Your task: Search the material for "object" and show all lines that contain it.

Material for this exercise:
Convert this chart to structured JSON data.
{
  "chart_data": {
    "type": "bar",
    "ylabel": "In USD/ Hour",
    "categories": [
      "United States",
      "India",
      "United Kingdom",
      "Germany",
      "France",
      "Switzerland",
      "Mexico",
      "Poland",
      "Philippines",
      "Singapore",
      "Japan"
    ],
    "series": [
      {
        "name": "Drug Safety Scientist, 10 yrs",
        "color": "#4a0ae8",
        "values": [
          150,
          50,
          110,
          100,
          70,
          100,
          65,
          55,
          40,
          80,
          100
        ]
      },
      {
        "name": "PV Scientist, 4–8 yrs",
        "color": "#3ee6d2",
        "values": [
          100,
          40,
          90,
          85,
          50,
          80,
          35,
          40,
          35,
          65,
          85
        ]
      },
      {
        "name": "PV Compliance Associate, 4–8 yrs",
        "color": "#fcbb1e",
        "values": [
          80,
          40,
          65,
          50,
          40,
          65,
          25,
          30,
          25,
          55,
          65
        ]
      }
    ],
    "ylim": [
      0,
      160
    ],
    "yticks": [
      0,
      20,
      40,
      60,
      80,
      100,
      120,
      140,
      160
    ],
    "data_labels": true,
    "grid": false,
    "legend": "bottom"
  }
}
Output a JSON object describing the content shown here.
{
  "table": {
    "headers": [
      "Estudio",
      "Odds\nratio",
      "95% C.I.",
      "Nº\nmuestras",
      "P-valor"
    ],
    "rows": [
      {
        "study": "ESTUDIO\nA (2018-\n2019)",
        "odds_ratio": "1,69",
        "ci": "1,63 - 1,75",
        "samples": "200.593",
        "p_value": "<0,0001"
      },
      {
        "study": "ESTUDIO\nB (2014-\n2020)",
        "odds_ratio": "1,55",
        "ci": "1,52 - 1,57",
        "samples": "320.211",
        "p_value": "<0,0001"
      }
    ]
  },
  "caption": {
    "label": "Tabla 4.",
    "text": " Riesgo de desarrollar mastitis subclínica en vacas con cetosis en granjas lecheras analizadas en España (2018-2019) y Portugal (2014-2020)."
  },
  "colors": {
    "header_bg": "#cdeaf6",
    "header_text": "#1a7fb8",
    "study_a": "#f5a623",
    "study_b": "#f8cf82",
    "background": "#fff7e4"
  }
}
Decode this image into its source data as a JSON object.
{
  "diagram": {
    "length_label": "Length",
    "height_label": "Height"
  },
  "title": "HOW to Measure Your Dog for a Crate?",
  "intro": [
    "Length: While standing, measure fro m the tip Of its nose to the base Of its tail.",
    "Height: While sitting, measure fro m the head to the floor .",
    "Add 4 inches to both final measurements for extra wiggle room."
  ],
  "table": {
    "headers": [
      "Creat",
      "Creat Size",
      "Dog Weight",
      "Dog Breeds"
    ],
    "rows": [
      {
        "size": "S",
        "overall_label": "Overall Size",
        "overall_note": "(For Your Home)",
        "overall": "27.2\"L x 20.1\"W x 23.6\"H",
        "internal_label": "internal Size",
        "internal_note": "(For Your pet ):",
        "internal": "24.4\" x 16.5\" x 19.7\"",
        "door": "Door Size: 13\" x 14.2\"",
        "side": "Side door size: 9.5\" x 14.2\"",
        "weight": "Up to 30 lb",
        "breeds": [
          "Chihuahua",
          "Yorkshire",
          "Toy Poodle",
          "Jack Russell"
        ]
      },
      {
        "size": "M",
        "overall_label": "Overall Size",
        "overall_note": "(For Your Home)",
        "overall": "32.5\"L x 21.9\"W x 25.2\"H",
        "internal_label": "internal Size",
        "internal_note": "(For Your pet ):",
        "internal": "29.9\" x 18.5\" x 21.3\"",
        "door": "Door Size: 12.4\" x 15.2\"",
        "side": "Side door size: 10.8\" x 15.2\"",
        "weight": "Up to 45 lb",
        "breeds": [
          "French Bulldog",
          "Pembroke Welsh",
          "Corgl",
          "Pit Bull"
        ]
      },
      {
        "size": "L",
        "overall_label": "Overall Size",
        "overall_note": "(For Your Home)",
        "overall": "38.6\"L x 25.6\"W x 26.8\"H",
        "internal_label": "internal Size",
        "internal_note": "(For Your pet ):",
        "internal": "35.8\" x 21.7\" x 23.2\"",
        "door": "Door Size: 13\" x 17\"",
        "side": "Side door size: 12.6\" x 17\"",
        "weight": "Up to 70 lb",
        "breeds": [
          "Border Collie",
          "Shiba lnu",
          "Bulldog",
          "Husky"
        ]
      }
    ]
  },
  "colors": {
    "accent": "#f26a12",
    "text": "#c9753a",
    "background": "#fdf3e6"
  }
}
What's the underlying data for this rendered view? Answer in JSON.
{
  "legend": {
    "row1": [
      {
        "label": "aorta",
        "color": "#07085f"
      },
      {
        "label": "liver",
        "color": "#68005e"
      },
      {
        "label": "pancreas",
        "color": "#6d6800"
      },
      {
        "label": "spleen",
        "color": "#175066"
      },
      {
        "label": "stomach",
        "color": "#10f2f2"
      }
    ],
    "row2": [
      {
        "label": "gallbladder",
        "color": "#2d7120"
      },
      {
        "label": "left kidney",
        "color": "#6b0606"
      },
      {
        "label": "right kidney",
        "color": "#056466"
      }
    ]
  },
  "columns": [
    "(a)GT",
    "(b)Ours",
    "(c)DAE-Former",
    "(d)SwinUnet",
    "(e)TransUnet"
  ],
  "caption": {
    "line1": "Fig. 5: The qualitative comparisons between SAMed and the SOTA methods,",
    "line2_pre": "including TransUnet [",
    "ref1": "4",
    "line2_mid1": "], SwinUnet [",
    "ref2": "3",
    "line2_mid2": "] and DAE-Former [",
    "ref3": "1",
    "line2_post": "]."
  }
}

Output of the exercise:
Output a JSON object describing the content shown here.
Decode this image into its source data as a JSON object.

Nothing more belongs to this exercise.